◆ **PROBLEM DETAILS**
Without altering anything, repeat each of the records.

◆ **INFORMATION PROVIDED**
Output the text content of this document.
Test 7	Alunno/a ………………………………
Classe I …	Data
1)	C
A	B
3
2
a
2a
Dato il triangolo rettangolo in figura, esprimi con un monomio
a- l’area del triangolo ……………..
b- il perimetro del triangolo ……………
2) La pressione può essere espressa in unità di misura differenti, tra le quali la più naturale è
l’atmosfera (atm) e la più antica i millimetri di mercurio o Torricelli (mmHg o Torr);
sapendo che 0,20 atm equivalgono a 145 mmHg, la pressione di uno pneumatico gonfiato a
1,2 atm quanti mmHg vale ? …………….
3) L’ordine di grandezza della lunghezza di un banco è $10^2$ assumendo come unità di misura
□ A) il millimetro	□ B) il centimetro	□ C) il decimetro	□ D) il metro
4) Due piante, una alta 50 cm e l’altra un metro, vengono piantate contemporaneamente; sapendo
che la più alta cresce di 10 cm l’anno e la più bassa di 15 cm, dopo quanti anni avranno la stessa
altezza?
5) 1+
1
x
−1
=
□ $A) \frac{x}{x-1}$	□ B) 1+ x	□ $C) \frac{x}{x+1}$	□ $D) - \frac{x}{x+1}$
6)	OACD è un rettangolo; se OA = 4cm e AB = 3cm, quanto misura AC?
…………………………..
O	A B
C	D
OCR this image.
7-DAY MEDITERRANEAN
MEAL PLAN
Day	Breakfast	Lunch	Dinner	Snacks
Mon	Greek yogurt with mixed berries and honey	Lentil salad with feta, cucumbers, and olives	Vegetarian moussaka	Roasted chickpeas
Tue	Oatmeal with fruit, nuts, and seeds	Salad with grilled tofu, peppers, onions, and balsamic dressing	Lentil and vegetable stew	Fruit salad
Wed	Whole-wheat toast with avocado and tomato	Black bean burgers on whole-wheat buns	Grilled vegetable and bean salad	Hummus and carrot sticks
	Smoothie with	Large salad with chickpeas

◆ **CORRECT OUTPUT**
Output the text content of this document.
Test 7	Alunno/a ………………………………
Classe I …	Data
1)	C
A	B
3
2
a
2a
Dato il triangolo rettangolo in figura, esprimi con un monomio
a- l’area del triangolo ……………..
b- il perimetro del triangolo ……………
2) La pressione può essere espressa in unità di misura differenti, tra le quali la più naturale è
l’atmosfera (atm) e la più antica i millimetri di mercurio o Torricelli (mmHg o Torr);
sapendo che 0,20 atm equivalgono a 145 mmHg, la pressione di uno pneumatico gonfiato a
1,2 atm quanti mmHg vale ? …………….
3) L’ordine di grandezza della lunghezza di un banco è $10^2$ assumendo come unità di misura
□ A) il millimetro	□ B) il centimetro	□ C) il decimetro	□ D) il metro
4) Due piante, una alta 50 cm e l’altra un metro, vengono piantate contemporaneamente; sapendo
che la più alta cresce di 10 cm l’anno e la più bassa di 15 cm, dopo quanti anni avranno la stessa
altezza?
5) 1+
1
x
−1
=
□ $A) \frac{x}{x-1}$	□ B) 1+ x	□ $C) \frac{x}{x+1}$	□ $D) - \frac{x}{x+1}$
6)	OACD è un rettangolo; se OA = 4cm e AB = 3cm, quanto misura AC?
…………………………..
O	A B
C	D
OCR this image.
7-DAY MEDITERRANEAN
MEAL PLAN
Day	Breakfast	Lunch	Dinner	Snacks
Mon	Greek yogurt with mixed berries and honey	Lentil salad with feta, cucumbers, and olives	Vegetarian moussaka	Roasted chickpeas
Tue	Oatmeal with fruit, nuts, and seeds	Salad with grilled tofu, peppers, onions, and balsamic dressing	Lentil and vegetable stew	Fruit salad
Wed	Whole-wheat toast with avocado and tomato	Black bean burgers on whole-wheat buns	Grilled vegetable and bean salad	Hummus and carrot sticks
	Smoothie with	Large salad with chickpeas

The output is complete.